Return all of the entries exactly as written.

----- Records shown -----

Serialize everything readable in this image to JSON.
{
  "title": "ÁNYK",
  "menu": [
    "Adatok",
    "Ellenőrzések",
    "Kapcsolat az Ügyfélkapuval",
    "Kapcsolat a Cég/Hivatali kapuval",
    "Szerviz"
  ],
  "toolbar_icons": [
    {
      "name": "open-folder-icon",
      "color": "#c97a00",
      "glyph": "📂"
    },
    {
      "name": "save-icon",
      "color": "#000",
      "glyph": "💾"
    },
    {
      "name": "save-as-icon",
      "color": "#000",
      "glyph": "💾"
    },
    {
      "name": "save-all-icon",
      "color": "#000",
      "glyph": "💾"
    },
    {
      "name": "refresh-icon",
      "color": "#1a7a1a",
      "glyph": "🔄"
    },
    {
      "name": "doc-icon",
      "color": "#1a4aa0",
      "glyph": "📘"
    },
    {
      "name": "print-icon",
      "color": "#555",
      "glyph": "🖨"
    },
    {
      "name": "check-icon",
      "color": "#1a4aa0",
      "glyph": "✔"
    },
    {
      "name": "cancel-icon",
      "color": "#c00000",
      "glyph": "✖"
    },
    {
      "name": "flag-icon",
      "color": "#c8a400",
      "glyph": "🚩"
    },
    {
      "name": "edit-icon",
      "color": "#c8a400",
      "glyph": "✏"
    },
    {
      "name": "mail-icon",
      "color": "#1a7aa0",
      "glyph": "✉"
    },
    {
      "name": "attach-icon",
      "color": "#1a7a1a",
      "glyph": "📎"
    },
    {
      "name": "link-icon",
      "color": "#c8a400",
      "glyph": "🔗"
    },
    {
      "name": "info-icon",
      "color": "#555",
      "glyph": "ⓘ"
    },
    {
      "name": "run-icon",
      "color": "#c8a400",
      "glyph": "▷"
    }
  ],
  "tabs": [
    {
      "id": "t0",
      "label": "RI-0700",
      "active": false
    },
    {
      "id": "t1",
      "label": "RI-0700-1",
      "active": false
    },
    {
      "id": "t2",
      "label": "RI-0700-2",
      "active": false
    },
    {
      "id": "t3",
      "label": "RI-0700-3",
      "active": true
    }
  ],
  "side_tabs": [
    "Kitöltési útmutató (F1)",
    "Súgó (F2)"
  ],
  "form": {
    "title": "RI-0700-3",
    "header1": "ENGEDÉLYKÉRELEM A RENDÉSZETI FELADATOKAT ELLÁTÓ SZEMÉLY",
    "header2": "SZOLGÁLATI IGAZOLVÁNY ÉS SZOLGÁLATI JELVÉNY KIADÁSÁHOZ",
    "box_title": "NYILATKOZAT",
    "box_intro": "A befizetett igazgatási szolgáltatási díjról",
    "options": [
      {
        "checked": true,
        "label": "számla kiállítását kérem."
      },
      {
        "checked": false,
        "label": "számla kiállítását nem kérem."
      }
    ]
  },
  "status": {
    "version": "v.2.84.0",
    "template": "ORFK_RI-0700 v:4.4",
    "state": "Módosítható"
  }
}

-----

▶ _The reply_
Serialize everything readable in this image to JSON.
{
  "title": "ÁNYK",
  "menu": [
    "Adatok",
    "Ellenőrzések",
    "Kapcsolat az Ügyfélkapuval",
    "Kapcsolat a Cég/Hivatali kapuval",
    "Szerviz"
  ],
  "toolbar_icons": [
    {
      "name": "open-folder-icon",
      "color": "#c97a00",
      "glyph": "📂"
    },
    {
      "name": "save-icon",
      "color": "#000",
      "glyph": "💾"
    },
    {
      "name": "save-as-icon",
      "color": "#000",
      "glyph": "💾"
    },
    {
      "name": "save-all-icon",
      "color": "#000",
      "glyph": "💾"
    },
    {
      "name": "refresh-icon",
      "color": "#1a7a1a",
      "glyph": "🔄"
    },
    {
      "name": "doc-icon",
      "color": "#1a4aa0",
      "glyph": "📘"
    },
    {
      "name": "print-icon",
      "color": "#555",
      "glyph": "🖨"
    },
    {
      "name": "check-icon",
      "color": "#1a4aa0",
      "glyph": "✔"
    },
    {
      "name": "cancel-icon",
      "color": "#c00000",
      "glyph": "✖"
    },
    {
      "name": "flag-icon",
      "color": "#c8a400",
      "glyph": "🚩"
    },
    {
      "name": "edit-icon",
      "color": "#c8a400",
      "glyph": "✏"
    },
    {
      "name": "mail-icon",
      "color": "#1a7aa0",
      "glyph": "✉"
    },
    {
      "name": "attach-icon",
      "color": "#1a7a1a",
      "glyph": "📎"
    },
    {
      "name": "link-icon",
      "color": "#c8a400",
      "glyph": "🔗"
    },
    {
      "name": "info-icon",
      "color": "#555",
      "glyph": "ⓘ"
    },
    {
      "name": "run-icon",
      "color": "#c8a400",
      "glyph": "▷"
    }
  ],
  "tabs": [
    {
      "id": "t0",
      "label": "RI-0700",
      "active": false
    },
    {
      "id": "t1",
      "label": "RI-0700-1",
      "active": false
    },
    {
      "id": "t2",
      "label": "RI-0700-2",
      "active": false
    },
    {
      "id": "t3",
      "label": "RI-0700-3",
      "active": true
    }
  ],
  "side_tabs": [
    "Kitöltési útmutató (F1)",
    "Súgó (F2)"
  ],
  "form": {
    "title": "RI-0700-3",
    "header1": "ENGEDÉLYKÉRELEM A RENDÉSZETI FELADATOKAT ELLÁTÓ SZEMÉLY",
    "header2": "SZOLGÁLATI IGAZOLVÁNY ÉS SZOLGÁLATI JELVÉNY KIADÁSÁHOZ",
    "box_title": "NYILATKOZAT",
    "box_intro": "A befizetett igazgatási szolgáltatási díjról",
    "options": [
      {
        "checked": true,
        "label": "számla kiállítását kérem."
      },
      {
        "checked": false,
        "label": "számla kiállítását nem kérem."
      }
    ]
  },
  "status": {
    "version": "v.2.84.0",
    "template": "ORFK_RI-0700 v:4.4",
    "state": "Módosítható"
  }
}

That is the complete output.